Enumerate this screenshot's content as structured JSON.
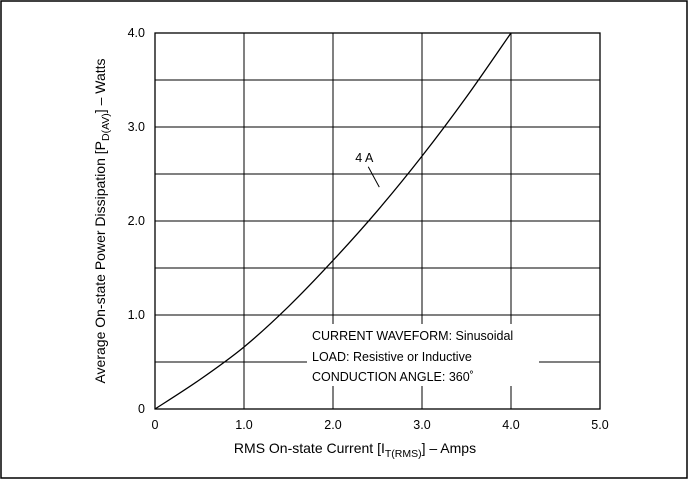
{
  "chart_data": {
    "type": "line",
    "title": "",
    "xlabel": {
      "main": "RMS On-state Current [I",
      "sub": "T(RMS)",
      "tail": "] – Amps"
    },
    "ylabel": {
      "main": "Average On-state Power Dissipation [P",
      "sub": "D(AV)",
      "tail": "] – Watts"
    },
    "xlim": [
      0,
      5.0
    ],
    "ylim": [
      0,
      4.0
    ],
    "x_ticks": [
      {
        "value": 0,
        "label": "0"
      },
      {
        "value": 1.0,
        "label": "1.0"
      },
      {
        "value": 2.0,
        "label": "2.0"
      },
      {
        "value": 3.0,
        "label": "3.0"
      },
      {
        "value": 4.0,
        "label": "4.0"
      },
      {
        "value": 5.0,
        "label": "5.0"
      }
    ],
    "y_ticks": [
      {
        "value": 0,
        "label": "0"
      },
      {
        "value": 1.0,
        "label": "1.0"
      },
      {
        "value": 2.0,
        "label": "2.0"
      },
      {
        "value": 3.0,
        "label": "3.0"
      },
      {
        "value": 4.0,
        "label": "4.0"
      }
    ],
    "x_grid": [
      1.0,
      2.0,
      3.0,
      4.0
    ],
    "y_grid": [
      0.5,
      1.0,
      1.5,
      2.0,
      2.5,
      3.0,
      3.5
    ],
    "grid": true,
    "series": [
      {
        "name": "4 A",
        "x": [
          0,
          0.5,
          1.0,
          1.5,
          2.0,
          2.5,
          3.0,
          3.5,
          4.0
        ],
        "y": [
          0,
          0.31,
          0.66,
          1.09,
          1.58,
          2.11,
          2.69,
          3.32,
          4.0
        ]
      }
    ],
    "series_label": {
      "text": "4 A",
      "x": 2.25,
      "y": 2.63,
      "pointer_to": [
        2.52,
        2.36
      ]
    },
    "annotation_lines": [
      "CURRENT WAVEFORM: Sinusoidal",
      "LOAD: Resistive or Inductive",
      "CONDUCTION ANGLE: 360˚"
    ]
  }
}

--

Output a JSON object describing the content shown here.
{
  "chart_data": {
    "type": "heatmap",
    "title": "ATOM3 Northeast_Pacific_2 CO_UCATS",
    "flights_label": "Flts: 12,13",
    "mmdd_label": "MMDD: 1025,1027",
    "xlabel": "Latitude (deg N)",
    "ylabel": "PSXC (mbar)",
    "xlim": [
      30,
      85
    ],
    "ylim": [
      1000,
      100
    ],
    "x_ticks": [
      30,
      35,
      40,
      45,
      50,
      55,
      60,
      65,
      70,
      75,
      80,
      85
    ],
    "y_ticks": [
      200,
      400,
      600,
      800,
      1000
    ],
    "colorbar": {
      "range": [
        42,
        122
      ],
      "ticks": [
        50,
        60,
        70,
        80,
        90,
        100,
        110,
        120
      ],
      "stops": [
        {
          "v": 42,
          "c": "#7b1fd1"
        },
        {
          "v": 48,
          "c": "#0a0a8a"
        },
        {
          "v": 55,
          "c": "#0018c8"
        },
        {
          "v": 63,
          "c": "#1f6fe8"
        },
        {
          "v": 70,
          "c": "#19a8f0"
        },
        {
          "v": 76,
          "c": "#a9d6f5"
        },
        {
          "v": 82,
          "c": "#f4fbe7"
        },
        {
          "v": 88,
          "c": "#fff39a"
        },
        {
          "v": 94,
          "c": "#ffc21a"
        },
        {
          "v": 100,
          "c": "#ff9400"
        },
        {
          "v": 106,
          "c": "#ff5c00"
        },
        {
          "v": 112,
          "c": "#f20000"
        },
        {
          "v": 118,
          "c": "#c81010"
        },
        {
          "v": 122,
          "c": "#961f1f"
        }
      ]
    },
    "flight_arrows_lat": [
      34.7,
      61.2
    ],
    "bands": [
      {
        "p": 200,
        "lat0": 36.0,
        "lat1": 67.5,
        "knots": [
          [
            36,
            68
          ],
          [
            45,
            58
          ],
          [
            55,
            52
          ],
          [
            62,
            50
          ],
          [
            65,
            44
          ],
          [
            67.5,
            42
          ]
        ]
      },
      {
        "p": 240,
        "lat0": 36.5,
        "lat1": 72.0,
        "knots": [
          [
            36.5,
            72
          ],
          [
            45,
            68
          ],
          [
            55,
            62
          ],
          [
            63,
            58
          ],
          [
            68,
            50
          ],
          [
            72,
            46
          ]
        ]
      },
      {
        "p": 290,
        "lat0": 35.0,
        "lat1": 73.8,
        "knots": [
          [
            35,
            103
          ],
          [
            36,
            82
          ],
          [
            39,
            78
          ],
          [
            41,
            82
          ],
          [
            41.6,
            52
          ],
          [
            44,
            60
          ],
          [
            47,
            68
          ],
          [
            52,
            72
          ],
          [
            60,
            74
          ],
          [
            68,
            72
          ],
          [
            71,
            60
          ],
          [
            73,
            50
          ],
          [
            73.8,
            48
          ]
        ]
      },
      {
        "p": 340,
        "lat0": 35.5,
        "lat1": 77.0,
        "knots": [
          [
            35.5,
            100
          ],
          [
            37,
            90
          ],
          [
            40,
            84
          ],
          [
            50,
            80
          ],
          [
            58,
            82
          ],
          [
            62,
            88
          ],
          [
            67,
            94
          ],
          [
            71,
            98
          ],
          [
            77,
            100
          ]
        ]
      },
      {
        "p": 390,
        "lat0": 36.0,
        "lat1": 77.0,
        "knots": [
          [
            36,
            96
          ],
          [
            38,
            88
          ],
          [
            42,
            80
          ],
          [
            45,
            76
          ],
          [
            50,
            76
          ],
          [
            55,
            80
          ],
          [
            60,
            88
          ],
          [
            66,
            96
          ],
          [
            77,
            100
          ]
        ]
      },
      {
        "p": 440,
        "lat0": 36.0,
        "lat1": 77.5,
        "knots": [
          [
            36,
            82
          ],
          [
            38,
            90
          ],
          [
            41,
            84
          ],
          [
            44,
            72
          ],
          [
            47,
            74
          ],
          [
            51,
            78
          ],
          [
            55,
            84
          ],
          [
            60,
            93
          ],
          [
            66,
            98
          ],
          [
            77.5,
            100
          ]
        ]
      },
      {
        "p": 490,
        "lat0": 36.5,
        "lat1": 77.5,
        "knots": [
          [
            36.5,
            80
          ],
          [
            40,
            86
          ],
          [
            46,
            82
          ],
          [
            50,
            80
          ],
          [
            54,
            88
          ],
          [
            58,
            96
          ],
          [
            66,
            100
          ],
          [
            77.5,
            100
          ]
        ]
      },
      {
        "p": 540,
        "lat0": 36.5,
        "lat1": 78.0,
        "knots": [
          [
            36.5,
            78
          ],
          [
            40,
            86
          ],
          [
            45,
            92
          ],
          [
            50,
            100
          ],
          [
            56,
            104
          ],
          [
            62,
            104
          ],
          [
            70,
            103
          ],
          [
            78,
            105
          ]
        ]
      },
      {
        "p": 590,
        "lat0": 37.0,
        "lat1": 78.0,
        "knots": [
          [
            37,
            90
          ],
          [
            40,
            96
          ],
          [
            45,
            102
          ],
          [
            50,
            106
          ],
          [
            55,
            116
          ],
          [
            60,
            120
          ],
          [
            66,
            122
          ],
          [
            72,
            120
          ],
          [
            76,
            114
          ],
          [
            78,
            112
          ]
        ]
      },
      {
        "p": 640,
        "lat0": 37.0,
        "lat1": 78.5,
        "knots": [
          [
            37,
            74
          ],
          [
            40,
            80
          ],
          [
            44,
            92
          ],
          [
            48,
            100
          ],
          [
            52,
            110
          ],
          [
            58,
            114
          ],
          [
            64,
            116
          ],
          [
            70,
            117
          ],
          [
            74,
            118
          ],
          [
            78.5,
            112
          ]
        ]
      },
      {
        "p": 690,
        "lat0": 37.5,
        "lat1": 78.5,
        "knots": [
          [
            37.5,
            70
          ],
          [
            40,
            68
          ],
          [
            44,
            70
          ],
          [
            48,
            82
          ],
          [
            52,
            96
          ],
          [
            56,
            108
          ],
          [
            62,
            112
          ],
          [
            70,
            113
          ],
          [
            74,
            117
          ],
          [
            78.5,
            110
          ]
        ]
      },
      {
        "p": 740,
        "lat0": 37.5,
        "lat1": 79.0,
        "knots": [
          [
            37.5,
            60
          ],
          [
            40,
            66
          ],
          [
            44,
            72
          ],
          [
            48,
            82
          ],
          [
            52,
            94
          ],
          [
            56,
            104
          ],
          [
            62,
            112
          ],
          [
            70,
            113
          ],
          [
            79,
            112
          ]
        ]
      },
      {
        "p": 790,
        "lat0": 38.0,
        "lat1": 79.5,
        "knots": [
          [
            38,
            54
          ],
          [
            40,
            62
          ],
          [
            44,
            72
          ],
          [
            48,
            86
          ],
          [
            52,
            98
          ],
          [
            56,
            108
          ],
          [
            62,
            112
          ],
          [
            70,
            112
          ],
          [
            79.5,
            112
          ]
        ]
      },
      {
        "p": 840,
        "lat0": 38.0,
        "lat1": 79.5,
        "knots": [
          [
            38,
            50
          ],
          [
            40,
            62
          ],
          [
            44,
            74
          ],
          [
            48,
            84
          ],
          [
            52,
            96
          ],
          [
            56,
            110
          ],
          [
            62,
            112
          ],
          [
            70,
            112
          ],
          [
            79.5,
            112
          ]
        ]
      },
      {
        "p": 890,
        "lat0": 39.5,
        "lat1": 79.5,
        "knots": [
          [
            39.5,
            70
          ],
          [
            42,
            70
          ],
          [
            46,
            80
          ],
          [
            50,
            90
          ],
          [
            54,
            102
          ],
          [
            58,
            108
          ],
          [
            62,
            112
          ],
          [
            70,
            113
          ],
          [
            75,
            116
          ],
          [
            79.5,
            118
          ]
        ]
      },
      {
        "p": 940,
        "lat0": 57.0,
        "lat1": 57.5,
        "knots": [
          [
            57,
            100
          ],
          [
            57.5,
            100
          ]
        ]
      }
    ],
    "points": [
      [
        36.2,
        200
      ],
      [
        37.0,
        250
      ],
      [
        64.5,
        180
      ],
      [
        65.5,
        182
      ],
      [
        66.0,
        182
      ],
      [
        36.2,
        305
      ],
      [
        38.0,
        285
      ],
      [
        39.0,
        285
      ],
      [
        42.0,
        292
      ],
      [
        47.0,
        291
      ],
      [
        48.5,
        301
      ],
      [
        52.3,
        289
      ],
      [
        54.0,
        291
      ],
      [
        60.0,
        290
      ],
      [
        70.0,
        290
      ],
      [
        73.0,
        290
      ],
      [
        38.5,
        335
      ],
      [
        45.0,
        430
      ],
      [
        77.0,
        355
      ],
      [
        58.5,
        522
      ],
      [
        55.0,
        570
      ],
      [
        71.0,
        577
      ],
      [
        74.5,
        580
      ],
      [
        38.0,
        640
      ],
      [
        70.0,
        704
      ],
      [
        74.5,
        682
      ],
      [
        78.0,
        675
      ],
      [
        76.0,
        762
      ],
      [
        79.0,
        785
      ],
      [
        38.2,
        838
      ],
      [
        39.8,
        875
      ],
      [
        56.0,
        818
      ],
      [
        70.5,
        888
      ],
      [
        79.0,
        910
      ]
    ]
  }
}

Task goal >>
Go through the records and show every line with the string "title" in it.

Exercise response >>
    "title": "",
    "title": "ATOM3 Northeast_Pacific_2 CO_UCATS",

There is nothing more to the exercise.